▸ Aim of the task:
From the entries below, copy out every line with "عمرو" in it.
(begin)
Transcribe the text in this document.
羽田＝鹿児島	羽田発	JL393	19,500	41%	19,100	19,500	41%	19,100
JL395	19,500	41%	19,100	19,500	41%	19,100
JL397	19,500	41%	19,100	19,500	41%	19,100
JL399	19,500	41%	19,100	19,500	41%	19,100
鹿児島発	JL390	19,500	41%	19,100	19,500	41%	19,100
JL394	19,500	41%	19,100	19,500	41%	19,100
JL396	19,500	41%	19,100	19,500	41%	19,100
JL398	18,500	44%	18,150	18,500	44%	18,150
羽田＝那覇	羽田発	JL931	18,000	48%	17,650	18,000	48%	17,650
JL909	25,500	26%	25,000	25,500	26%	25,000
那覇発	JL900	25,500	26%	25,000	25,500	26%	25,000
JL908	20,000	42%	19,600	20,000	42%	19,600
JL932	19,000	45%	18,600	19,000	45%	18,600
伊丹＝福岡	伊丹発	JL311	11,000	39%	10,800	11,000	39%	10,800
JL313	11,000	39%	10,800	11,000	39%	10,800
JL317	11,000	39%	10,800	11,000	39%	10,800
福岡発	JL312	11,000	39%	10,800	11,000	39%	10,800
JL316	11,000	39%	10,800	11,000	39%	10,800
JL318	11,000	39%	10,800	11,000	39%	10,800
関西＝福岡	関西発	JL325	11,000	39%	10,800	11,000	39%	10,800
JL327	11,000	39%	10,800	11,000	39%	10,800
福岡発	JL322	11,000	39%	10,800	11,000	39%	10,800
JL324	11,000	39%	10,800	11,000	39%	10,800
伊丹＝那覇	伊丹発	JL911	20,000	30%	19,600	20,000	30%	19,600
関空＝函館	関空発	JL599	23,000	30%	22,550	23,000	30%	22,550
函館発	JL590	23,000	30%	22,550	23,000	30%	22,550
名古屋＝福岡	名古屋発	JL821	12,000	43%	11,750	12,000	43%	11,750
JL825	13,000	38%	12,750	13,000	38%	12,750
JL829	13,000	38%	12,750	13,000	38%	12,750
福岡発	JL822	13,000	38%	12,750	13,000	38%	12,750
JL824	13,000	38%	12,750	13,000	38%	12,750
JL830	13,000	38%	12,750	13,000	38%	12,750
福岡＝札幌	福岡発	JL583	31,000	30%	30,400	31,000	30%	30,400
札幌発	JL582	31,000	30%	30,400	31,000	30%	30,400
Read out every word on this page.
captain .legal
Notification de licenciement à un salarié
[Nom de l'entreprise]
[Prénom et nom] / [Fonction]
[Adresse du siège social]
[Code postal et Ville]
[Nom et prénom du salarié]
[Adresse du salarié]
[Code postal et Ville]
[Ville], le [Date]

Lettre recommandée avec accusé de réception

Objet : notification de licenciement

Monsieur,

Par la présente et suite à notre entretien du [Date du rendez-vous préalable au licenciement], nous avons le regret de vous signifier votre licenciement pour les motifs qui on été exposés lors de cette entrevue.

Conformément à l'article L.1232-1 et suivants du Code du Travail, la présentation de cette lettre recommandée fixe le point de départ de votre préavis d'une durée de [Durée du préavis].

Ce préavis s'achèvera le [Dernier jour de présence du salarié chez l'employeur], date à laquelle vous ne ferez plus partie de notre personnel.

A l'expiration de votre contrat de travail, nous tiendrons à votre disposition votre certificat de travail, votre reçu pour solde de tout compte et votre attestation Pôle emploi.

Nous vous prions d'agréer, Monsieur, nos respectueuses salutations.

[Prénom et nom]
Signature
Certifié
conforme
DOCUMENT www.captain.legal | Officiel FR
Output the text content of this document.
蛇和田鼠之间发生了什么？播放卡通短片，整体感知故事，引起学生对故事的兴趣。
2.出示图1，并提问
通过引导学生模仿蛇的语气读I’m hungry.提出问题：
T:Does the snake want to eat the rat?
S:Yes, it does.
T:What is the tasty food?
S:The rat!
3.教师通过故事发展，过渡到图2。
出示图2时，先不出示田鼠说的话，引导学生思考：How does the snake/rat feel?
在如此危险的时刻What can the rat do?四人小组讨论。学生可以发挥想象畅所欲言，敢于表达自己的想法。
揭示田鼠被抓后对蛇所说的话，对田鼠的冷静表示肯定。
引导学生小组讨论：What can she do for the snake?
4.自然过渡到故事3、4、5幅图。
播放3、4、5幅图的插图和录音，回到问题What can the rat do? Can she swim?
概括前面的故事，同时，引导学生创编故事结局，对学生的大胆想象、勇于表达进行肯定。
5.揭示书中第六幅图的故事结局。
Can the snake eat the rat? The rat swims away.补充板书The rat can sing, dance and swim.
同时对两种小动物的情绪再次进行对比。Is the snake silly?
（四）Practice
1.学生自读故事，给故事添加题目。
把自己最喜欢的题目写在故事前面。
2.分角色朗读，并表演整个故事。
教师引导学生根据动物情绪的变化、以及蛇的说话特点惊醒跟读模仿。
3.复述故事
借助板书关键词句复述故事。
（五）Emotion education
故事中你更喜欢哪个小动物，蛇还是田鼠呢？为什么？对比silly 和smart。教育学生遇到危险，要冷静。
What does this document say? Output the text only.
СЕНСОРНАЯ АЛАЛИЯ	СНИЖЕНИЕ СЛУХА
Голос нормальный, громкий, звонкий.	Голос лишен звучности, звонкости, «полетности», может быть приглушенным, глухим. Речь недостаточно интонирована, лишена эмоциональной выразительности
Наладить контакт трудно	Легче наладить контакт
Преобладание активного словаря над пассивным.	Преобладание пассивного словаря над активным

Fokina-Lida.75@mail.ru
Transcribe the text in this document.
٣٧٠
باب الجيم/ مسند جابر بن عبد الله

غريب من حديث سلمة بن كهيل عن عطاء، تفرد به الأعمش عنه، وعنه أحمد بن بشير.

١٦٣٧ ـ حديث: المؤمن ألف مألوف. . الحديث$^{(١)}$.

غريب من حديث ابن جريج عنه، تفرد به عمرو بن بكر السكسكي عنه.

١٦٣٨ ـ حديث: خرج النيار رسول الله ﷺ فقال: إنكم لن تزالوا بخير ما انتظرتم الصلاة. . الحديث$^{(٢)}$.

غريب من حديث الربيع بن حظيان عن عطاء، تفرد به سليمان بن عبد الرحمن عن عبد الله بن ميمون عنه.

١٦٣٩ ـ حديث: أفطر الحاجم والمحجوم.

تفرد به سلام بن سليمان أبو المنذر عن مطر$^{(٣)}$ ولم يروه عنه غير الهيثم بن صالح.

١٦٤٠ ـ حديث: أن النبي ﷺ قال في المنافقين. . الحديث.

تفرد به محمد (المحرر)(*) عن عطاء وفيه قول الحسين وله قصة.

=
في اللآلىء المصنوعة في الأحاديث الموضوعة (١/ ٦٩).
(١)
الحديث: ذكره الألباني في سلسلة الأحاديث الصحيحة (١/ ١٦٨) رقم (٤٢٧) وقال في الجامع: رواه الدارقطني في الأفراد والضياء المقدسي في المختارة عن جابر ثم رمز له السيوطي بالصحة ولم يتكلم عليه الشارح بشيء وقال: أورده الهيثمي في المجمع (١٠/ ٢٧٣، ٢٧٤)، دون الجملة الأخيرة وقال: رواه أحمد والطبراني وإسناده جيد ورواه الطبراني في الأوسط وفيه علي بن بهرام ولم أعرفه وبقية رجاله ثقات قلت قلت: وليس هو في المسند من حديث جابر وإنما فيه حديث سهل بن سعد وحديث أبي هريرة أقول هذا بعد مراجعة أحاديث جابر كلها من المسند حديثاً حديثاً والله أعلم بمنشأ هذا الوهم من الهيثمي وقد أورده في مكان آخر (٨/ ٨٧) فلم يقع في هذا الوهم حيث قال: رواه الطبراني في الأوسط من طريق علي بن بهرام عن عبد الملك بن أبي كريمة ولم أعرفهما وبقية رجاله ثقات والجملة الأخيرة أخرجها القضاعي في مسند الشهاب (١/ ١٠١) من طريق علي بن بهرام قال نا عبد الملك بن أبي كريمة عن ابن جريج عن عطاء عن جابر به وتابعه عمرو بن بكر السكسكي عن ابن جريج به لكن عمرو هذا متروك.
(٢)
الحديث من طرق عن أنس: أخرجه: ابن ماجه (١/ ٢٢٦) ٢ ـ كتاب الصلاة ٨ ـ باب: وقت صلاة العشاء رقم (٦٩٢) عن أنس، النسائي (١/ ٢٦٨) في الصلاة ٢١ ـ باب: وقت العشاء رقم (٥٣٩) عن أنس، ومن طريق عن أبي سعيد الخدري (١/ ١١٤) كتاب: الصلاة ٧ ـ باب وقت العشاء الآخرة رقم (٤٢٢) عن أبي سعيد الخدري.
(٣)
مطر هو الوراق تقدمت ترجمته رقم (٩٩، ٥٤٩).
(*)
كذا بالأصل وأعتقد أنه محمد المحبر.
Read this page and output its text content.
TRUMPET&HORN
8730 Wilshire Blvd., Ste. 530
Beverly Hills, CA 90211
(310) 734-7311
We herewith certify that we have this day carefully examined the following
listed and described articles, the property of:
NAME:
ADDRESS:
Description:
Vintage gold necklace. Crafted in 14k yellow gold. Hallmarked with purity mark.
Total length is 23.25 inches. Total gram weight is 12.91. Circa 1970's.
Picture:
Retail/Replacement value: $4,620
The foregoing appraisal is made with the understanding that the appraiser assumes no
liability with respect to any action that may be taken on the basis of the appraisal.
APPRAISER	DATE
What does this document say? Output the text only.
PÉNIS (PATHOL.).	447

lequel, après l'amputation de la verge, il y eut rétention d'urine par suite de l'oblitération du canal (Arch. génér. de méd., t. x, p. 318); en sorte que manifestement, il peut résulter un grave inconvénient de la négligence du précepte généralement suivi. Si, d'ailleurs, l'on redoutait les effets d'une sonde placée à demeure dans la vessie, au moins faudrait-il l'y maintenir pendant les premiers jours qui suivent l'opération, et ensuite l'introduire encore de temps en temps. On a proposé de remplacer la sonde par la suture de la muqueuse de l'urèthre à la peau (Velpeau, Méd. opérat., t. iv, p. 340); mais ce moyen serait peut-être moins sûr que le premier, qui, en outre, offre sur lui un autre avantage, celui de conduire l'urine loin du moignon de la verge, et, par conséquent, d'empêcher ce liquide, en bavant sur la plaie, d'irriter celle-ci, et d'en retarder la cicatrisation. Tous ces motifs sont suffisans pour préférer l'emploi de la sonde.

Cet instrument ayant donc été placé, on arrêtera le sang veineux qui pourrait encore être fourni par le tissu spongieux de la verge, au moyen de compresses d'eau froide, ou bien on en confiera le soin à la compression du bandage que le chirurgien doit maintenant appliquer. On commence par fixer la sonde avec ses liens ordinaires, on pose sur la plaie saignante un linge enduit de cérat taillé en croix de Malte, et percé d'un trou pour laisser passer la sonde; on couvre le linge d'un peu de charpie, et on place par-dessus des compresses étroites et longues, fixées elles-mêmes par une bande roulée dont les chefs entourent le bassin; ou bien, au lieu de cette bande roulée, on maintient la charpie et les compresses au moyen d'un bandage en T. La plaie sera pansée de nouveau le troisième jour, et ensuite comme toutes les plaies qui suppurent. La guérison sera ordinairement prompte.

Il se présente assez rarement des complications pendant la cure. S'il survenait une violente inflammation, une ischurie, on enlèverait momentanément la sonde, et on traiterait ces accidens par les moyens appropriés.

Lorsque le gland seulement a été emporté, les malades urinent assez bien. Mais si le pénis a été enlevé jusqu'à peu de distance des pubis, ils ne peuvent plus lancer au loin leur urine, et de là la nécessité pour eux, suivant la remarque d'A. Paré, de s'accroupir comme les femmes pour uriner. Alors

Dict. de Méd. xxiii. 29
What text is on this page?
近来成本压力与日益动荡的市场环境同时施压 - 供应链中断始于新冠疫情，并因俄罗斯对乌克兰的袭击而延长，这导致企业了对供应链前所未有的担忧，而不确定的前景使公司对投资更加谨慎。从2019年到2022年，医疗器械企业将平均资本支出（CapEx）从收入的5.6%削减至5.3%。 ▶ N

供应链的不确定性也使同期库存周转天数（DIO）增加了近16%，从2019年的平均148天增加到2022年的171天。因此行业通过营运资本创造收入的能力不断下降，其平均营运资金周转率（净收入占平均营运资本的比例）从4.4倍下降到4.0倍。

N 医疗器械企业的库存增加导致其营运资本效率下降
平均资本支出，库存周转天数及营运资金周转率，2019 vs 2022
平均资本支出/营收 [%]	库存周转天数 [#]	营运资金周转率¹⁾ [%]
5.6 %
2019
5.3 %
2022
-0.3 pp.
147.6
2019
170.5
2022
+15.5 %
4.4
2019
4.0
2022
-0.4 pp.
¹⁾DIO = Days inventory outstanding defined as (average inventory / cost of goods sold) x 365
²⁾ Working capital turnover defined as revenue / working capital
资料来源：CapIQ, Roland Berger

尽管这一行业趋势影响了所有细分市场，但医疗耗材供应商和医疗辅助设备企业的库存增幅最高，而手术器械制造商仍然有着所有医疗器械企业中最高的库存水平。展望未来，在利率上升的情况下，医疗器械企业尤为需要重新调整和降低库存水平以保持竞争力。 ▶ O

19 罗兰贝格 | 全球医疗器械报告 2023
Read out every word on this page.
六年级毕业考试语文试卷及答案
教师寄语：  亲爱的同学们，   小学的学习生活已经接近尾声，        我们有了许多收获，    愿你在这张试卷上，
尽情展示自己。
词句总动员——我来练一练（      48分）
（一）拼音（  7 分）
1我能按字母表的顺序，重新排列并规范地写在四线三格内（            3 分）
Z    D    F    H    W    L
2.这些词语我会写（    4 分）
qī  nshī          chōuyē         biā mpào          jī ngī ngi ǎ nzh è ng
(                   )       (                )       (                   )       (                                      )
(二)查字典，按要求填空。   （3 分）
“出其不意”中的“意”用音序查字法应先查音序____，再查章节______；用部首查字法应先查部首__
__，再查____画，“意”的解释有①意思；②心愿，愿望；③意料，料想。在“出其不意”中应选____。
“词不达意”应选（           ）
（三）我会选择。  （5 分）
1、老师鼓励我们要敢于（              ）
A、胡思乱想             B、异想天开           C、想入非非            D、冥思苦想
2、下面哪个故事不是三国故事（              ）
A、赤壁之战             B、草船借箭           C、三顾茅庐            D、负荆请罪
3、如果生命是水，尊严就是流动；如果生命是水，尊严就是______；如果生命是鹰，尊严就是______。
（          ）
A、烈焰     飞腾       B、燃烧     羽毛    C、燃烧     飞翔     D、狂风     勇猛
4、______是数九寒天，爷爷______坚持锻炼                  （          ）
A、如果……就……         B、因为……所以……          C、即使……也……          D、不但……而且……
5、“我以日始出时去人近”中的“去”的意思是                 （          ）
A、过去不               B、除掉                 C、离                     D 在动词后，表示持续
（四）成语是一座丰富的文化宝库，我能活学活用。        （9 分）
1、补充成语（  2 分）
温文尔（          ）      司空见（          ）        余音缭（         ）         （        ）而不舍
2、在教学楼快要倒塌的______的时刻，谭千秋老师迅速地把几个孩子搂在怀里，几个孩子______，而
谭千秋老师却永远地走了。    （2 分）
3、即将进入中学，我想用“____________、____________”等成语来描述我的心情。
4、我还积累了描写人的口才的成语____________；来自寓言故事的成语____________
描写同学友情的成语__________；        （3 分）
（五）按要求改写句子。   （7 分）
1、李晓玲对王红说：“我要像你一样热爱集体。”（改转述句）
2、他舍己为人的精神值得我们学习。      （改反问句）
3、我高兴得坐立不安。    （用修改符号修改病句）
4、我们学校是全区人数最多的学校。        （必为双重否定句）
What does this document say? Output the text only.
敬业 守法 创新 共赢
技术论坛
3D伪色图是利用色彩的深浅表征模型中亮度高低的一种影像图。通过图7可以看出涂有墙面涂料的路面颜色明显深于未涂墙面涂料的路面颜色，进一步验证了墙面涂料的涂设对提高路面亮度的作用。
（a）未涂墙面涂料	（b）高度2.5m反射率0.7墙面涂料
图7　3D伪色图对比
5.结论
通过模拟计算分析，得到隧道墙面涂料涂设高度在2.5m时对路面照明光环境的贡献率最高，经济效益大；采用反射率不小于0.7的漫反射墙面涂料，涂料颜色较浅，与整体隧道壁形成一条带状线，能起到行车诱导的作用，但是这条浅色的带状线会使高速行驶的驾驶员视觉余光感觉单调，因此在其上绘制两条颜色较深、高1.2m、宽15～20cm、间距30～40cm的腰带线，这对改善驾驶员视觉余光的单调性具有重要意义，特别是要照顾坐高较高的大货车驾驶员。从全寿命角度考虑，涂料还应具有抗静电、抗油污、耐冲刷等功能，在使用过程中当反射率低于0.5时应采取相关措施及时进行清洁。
(end)
▸ Final answer:
غريب من حديث ابن جريج عنه، تفرد به عمرو بن بكر السكسكي عنه.
الحديث: ذكره الألباني في سلسلة الأحاديث الصحيحة (١/ ١٦٨) رقم (٤٢٧) وقال في الجامع: رواه الدارقطني في الأفراد والضياء المقدسي في المختارة عن جابر ثم رمز له السيوطي بالصحة ولم يتكلم عليه الشارح بشيء وقال: أورده الهيثمي في المجمع (١٠/ ٢٧٣، ٢٧٤)، دون الجملة الأخيرة وقال: رواه أحمد والطبراني وإسناده جيد ورواه الطبراني في الأوسط وفيه علي بن بهرام ولم أعرفه وبقية رجاله ثقات قلت قلت: وليس هو في المسند من حديث جابر وإنما فيه حديث سهل بن سعد وحديث أبي هريرة أقول هذا بعد مراجعة أحاديث جابر كلها من المسند حديثاً حديثاً والله أعلم بمنشأ هذا الوهم من الهيثمي وقد أورده في مكان آخر (٨/ ٨٧) فلم يقع في هذا الوهم حيث قال: رواه الطبراني في الأوسط من طريق علي بن بهرام عن عبد الملك بن أبي كريمة ولم أعرفهما وبقية رجاله ثقات والجملة الأخيرة أخرجها القضاعي في مسند الشهاب (١/ ١٠١) من طريق علي بن بهرام قال نا عبد الملك بن أبي كريمة عن ابن جريج عن عطاء عن جابر به وتابعه عمرو بن بكر السكسكي عن ابن جريج به لكن عمرو هذا متروك.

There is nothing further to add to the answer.